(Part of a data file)
=-=-=
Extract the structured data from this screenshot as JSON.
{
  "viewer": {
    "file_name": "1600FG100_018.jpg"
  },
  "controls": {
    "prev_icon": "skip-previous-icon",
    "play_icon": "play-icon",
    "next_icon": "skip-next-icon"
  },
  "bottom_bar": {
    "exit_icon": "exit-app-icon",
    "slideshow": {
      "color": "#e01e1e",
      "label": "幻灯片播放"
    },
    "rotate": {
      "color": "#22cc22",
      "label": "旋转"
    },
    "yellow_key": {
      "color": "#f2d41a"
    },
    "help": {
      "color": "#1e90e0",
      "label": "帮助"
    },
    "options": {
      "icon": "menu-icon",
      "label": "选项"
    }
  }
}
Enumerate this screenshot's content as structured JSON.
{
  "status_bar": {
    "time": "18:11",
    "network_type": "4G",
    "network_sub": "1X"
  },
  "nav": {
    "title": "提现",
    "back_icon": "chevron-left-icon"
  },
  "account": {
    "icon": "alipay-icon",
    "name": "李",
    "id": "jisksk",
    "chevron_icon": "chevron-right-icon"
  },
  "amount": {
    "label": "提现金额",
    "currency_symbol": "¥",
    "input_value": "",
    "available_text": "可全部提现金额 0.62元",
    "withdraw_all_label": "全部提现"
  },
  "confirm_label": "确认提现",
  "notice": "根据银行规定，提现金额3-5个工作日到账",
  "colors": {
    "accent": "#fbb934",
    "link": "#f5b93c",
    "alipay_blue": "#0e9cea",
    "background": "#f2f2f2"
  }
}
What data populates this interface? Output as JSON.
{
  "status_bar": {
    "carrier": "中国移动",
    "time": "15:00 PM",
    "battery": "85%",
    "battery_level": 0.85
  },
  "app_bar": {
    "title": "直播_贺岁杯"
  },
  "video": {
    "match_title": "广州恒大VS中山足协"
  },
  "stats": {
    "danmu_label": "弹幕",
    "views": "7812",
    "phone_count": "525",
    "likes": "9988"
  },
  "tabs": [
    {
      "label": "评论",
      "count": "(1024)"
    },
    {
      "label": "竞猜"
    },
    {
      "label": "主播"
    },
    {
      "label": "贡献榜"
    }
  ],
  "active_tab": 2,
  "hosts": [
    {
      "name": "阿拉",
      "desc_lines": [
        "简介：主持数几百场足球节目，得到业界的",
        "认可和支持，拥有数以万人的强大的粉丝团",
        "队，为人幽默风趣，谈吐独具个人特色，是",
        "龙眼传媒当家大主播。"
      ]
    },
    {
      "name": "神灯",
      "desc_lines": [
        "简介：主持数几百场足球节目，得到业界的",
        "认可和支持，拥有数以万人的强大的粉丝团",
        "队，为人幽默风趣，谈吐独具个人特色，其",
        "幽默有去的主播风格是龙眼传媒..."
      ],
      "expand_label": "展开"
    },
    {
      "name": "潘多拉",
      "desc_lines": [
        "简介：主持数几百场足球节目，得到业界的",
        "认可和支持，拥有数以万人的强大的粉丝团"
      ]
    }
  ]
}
=-=-=
(Direction) Exactly as written above, please repeat the entries.

(Reply)
Extract the structured data from this screenshot as JSON.
{
  "viewer": {
    "file_name": "1600FG100_018.jpg"
  },
  "controls": {
    "prev_icon": "skip-previous-icon",
    "play_icon": "play-icon",
    "next_icon": "skip-next-icon"
  },
  "bottom_bar": {
    "exit_icon": "exit-app-icon",
    "slideshow": {
      "color": "#e01e1e",
      "label": "幻灯片播放"
    },
    "rotate": {
      "color": "#22cc22",
      "label": "旋转"
    },
    "yellow_key": {
      "color": "#f2d41a"
    },
    "help": {
      "color": "#1e90e0",
      "label": "帮助"
    },
    "options": {
      "icon": "menu-icon",
      "label": "选项"
    }
  }
}
Enumerate this screenshot's content as structured JSON.
{
  "status_bar": {
    "time": "18:11",
    "network_type": "4G",
    "network_sub": "1X"
  },
  "nav": {
    "title": "提现",
    "back_icon": "chevron-left-icon"
  },
  "account": {
    "icon": "alipay-icon",
    "name": "李",
    "id": "jisksk",
    "chevron_icon": "chevron-right-icon"
  },
  "amount": {
    "label": "提现金额",
    "currency_symbol": "¥",
    "input_value": "",
    "available_text": "可全部提现金额 0.62元",
    "withdraw_all_label": "全部提现"
  },
  "confirm_label": "确认提现",
  "notice": "根据银行规定，提现金额3-5个工作日到账",
  "colors": {
    "accent": "#fbb934",
    "link": "#f5b93c",
    "alipay_blue": "#0e9cea",
    "background": "#f2f2f2"
  }
}
What data populates this interface? Output as JSON.
{
  "status_bar": {
    "carrier": "中国移动",
    "time": "15:00 PM",
    "battery": "85%",
    "battery_level": 0.85
  },
  "app_bar": {
    "title": "直播_贺岁杯"
  },
  "video": {
    "match_title": "广州恒大VS中山足协"
  },
  "stats": {
    "danmu_label": "弹幕",
    "views": "7812",
    "phone_count": "525",
    "likes": "9988"
  },
  "tabs": [
    {
      "label": "评论",
      "count": "(1024)"
    },
    {
      "label": "竞猜"
    },
    {
      "label": "主播"
    },
    {
      "label": "贡献榜"
    }
  ],
  "active_tab": 2,
  "hosts": [
    {
      "name": "阿拉",
      "desc_lines": [
        "简介：主持数几百场足球节目，得到业界的",
        "认可和支持，拥有数以万人的强大的粉丝团",
        "队，为人幽默风趣，谈吐独具个人特色，是",
        "龙眼传媒当家大主播。"
      ]
    },
    {
      "name": "神灯",
      "desc_lines": [
        "简介：主持数几百场足球节目，得到业界的",
        "认可和支持，拥有数以万人的强大的粉丝团",
        "队，为人幽默风趣，谈吐独具个人特色，其",
        "幽默有去的主播风格是龙眼传媒..."
      ],
      "expand_label": "展开"
    },
    {
      "name": "潘多拉",
      "desc_lines": [
        "简介：主持数几百场足球节目，得到业界的",
        "认可和支持，拥有数以万人的强大的粉丝团"
      ]
    }
  ]
}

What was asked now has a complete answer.